• [COMPLETE THE FOLLOWING]
1. In the panel responses on Greece and the eurozone, what kind of contract does Ray Barrell say the ECB could offer to government bond holders?
2. List every panelist in the panel responses on Greece and the eurozone who is marked as both "Disagree" and "Confident."

• [DOCUMENT EXTRACT]
Richard Dennis's picture Richard Dennis University of Glasgow Disagree Confident
Simon Wren-Lewis's picture Simon Wren-Lewis University of Oxford Disagree Not confident
If the Eurozone takes a mature view, and agrees to negotiate with Greece, the outcome will be beneficial for both Greece and the Eurozone as a whole. There are no necessary implications for other countries. After all, Greece has had the terms of its debt adjusted before and no changes have been made elsewhere. There are two reasons why I am not confident about this view. First, I am not confident that the Eurozone will be mature about this. It may try to play what is a very weak hand (in contrast Greece has a strong hand) and make all kinds of silly threats, which will only do the Eurozone harm. Second, other countries may be encouraged to seek debt relief. They have every right to do so. Now of course that raises risk premiums, but that is all part of the calculation that each government has to make.
Charles Nolan's picture Charles Nolan University of Glasgow Disagree Confident
Ray Barrell's picture Ray Barrell Brunel University London Disagree Confident
Euro Area government bond spreads reflect exit risk and default risk. It should be possible for the ECB to offer a derivative contract to government bond holders that covers the exit risk but leaves them with the default risk. If it is clear that the ECB will offer this contract to government bond holders, then spreads should not increase in the rest of the Euro Area. A contract of this nature does not involve a bailout, and should be acceptable to European and German courts. However, a Greek default whilst remaining in the Euro Area might increase the perceived probability of defaults elsewhere, and spreads might then rise.
Paul De Grauwe's picture Paul De Grauwe London School of Economics Agree Confident
Sir Charles Bean's picture Sir Charles Bean London School of Economics Disagree Confident
Francesco Caselli's picture Francesco Caselli London School of Economics Agree Confident
Michael Wickens's picture Michael Wickens Cardiff Business School & University of York Disagree Confident
Although there may be some contagion in the short term, it is very unlikely to be sustained in the longer term. Logically an increase in spreads in other countries would only occur if the market expected these countries to default or leave the eurozone. But even the hardest hit of these countries would be unlikely to do so having already weathered the worst of the storm.

• [GIVEN MATERIAL]

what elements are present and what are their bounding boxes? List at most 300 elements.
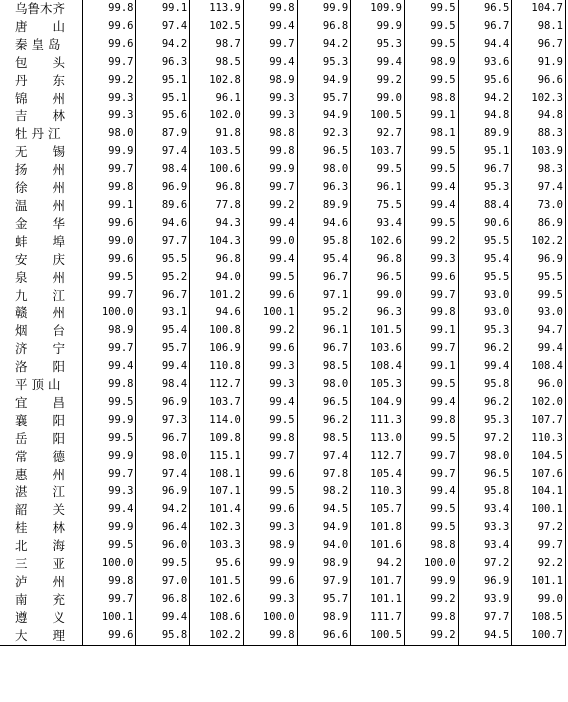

• [TASK-BY-TASK ANSWERS]
1. A derivative contract that covers the exit risk but leaves the holders with the default risk.

2. Richard Dennis, Charles Nolan, Ray Barrell, Sir Charles Bean, Michael Wickens